Provided data:

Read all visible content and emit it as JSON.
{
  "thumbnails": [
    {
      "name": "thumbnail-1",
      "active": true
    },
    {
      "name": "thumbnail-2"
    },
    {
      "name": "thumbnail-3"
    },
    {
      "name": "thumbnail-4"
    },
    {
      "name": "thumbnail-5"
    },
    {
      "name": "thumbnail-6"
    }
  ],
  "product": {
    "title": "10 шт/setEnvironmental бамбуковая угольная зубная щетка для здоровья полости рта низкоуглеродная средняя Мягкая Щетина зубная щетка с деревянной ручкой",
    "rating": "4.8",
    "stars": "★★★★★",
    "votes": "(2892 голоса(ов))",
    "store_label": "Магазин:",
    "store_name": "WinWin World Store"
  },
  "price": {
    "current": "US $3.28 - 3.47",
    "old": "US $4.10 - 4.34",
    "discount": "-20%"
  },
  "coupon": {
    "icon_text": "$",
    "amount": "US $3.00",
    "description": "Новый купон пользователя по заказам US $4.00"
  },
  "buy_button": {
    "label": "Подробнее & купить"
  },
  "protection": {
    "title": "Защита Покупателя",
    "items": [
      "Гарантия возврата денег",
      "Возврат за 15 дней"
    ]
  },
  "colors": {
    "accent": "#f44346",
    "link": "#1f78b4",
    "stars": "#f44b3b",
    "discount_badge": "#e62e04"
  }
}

Problem to work on: Repeat each record in full; every line must match exactly.

Output of the task:
Read all visible content and emit it as JSON.
{
  "thumbnails": [
    {
      "name": "thumbnail-1",
      "active": true
    },
    {
      "name": "thumbnail-2"
    },
    {
      "name": "thumbnail-3"
    },
    {
      "name": "thumbnail-4"
    },
    {
      "name": "thumbnail-5"
    },
    {
      "name": "thumbnail-6"
    }
  ],
  "product": {
    "title": "10 шт/setEnvironmental бамбуковая угольная зубная щетка для здоровья полости рта низкоуглеродная средняя Мягкая Щетина зубная щетка с деревянной ручкой",
    "rating": "4.8",
    "stars": "★★★★★",
    "votes": "(2892 голоса(ов))",
    "store_label": "Магазин:",
    "store_name": "WinWin World Store"
  },
  "price": {
    "current": "US $3.28 - 3.47",
    "old": "US $4.10 - 4.34",
    "discount": "-20%"
  },
  "coupon": {
    "icon_text": "$",
    "amount": "US $3.00",
    "description": "Новый купон пользователя по заказам US $4.00"
  },
  "buy_button": {
    "label": "Подробнее & купить"
  },
  "protection": {
    "title": "Защита Покупателя",
    "items": [
      "Гарантия возврата денег",
      "Возврат за 15 дней"
    ]
  },
  "colors": {
    "accent": "#f44346",
    "link": "#1f78b4",
    "stars": "#f44b3b",
    "discount_badge": "#e62e04"
  }
}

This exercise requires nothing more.